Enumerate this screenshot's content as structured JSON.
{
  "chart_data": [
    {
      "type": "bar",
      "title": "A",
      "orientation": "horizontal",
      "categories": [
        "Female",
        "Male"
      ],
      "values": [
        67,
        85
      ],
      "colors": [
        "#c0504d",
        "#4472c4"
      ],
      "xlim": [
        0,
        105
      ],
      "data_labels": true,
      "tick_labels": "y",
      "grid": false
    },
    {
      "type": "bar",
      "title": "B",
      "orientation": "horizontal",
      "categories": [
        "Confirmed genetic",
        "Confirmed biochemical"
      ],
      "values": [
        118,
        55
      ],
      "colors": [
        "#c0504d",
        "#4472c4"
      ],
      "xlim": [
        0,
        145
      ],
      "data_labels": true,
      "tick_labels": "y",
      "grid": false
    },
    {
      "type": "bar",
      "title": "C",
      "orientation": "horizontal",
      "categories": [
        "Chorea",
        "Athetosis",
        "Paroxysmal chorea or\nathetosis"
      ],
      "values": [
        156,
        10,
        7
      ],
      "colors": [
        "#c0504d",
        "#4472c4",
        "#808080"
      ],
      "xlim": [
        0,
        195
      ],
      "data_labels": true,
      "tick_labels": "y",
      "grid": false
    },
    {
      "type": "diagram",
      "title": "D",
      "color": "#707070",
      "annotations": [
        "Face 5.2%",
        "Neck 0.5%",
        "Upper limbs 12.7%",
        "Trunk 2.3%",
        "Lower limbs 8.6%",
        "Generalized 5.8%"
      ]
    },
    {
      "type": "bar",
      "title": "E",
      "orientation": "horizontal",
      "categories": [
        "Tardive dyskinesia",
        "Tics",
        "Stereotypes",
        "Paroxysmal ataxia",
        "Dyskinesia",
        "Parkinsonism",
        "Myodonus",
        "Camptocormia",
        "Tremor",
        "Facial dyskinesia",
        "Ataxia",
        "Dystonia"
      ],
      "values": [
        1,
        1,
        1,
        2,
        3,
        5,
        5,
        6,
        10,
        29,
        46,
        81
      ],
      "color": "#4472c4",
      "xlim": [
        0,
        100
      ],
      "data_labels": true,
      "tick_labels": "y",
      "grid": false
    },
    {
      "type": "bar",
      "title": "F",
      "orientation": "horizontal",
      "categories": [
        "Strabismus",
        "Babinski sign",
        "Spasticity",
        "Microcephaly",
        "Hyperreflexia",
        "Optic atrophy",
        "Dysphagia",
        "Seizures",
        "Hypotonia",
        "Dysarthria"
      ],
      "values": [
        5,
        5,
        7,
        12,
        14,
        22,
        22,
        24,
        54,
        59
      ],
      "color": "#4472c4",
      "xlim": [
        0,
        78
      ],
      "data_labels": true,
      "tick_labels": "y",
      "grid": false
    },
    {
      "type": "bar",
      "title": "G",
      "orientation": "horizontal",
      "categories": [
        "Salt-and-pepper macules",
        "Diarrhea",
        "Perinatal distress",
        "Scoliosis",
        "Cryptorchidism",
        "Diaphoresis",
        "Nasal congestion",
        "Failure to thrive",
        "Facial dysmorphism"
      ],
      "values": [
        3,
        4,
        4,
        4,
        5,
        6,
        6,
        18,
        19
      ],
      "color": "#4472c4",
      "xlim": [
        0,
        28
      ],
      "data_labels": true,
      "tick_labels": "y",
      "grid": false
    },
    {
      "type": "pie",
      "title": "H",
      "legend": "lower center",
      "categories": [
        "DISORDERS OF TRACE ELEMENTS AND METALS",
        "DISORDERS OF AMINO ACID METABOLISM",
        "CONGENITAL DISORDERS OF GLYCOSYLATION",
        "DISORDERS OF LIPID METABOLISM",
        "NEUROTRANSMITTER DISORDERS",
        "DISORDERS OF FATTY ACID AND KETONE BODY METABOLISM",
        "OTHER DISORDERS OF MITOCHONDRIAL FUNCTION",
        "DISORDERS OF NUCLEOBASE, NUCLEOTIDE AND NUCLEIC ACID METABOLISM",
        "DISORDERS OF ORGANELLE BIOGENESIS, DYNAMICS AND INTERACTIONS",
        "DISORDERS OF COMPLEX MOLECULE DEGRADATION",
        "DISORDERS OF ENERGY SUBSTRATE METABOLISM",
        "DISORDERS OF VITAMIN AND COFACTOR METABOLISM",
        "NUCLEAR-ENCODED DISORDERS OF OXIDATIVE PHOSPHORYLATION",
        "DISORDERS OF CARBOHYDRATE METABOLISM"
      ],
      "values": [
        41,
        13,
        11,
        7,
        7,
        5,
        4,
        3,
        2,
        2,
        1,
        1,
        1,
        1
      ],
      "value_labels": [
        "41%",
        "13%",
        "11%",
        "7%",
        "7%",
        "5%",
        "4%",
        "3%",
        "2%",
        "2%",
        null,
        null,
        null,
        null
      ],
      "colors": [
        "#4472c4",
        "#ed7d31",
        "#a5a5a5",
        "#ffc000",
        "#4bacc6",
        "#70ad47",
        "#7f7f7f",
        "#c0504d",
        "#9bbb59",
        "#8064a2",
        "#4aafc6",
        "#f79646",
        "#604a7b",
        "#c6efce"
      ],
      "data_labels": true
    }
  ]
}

# [Brief]
Extract every record. Keep wording exact.

# [Answer below]
Enumerate this screenshot's content as structured JSON.
{
  "chart_data": [
    {
      "type": "bar",
      "title": "A",
      "orientation": "horizontal",
      "categories": [
        "Female",
        "Male"
      ],
      "values": [
        67,
        85
      ],
      "colors": [
        "#c0504d",
        "#4472c4"
      ],
      "xlim": [
        0,
        105
      ],
      "data_labels": true,
      "tick_labels": "y",
      "grid": false
    },
    {
      "type": "bar",
      "title": "B",
      "orientation": "horizontal",
      "categories": [
        "Confirmed genetic",
        "Confirmed biochemical"
      ],
      "values": [
        118,
        55
      ],
      "colors": [
        "#c0504d",
        "#4472c4"
      ],
      "xlim": [
        0,
        145
      ],
      "data_labels": true,
      "tick_labels": "y",
      "grid": false
    },
    {
      "type": "bar",
      "title": "C",
      "orientation": "horizontal",
      "categories": [
        "Chorea",
        "Athetosis",
        "Paroxysmal chorea or\nathetosis"
      ],
      "values": [
        156,
        10,
        7
      ],
      "colors": [
        "#c0504d",
        "#4472c4",
        "#808080"
      ],
      "xlim": [
        0,
        195
      ],
      "data_labels": true,
      "tick_labels": "y",
      "grid": false
    },
    {
      "type": "diagram",
      "title": "D",
      "color": "#707070",
      "annotations": [
        "Face 5.2%",
        "Neck 0.5%",
        "Upper limbs 12.7%",
        "Trunk 2.3%",
        "Lower limbs 8.6%",
        "Generalized 5.8%"
      ]
    },
    {
      "type": "bar",
      "title": "E",
      "orientation": "horizontal",
      "categories": [
        "Tardive dyskinesia",
        "Tics",
        "Stereotypes",
        "Paroxysmal ataxia",
        "Dyskinesia",
        "Parkinsonism",
        "Myodonus",
        "Camptocormia",
        "Tremor",
        "Facial dyskinesia",
        "Ataxia",
        "Dystonia"
      ],
      "values": [
        1,
        1,
        1,
        2,
        3,
        5,
        5,
        6,
        10,
        29,
        46,
        81
      ],
      "color": "#4472c4",
      "xlim": [
        0,
        100
      ],
      "data_labels": true,
      "tick_labels": "y",
      "grid": false
    },
    {
      "type": "bar",
      "title": "F",
      "orientation": "horizontal",
      "categories": [
        "Strabismus",
        "Babinski sign",
        "Spasticity",
        "Microcephaly",
        "Hyperreflexia",
        "Optic atrophy",
        "Dysphagia",
        "Seizures",
        "Hypotonia",
        "Dysarthria"
      ],
      "values": [
        5,
        5,
        7,
        12,
        14,
        22,
        22,
        24,
        54,
        59
      ],
      "color": "#4472c4",
      "xlim": [
        0,
        78
      ],
      "data_labels": true,
      "tick_labels": "y",
      "grid": false
    },
    {
      "type": "bar",
      "title": "G",
      "orientation": "horizontal",
      "categories": [
        "Salt-and-pepper macules",
        "Diarrhea",
        "Perinatal distress",
        "Scoliosis",
        "Cryptorchidism",
        "Diaphoresis",
        "Nasal congestion",
        "Failure to thrive",
        "Facial dysmorphism"
      ],
      "values": [
        3,
        4,
        4,
        4,
        5,
        6,
        6,
        18,
        19
      ],
      "color": "#4472c4",
      "xlim": [
        0,
        28
      ],
      "data_labels": true,
      "tick_labels": "y",
      "grid": false
    },
    {
      "type": "pie",
      "title": "H",
      "legend": "lower center",
      "categories": [
        "DISORDERS OF TRACE ELEMENTS AND METALS",
        "DISORDERS OF AMINO ACID METABOLISM",
        "CONGENITAL DISORDERS OF GLYCOSYLATION",
        "DISORDERS OF LIPID METABOLISM",
        "NEUROTRANSMITTER DISORDERS",
        "DISORDERS OF FATTY ACID AND KETONE BODY METABOLISM",
        "OTHER DISORDERS OF MITOCHONDRIAL FUNCTION",
        "DISORDERS OF NUCLEOBASE, NUCLEOTIDE AND NUCLEIC ACID METABOLISM",
        "DISORDERS OF ORGANELLE BIOGENESIS, DYNAMICS AND INTERACTIONS",
        "DISORDERS OF COMPLEX MOLECULE DEGRADATION",
        "DISORDERS OF ENERGY SUBSTRATE METABOLISM",
        "DISORDERS OF VITAMIN AND COFACTOR METABOLISM",
        "NUCLEAR-ENCODED DISORDERS OF OXIDATIVE PHOSPHORYLATION",
        "DISORDERS OF CARBOHYDRATE METABOLISM"
      ],
      "values": [
        41,
        13,
        11,
        7,
        7,
        5,
        4,
        3,
        2,
        2,
        1,
        1,
        1,
        1
      ],
      "value_labels": [
        "41%",
        "13%",
        "11%",
        "7%",
        "7%",
        "5%",
        "4%",
        "3%",
        "2%",
        "2%",
        null,
        null,
        null,
        null
      ],
      "colors": [
        "#4472c4",
        "#ed7d31",
        "#a5a5a5",
        "#ffc000",
        "#4bacc6",
        "#70ad47",
        "#7f7f7f",
        "#c0504d",
        "#9bbb59",
        "#8064a2",
        "#4aafc6",
        "#f79646",
        "#604a7b",
        "#c6efce"
      ],
      "data_labels": true
    }
  ]
}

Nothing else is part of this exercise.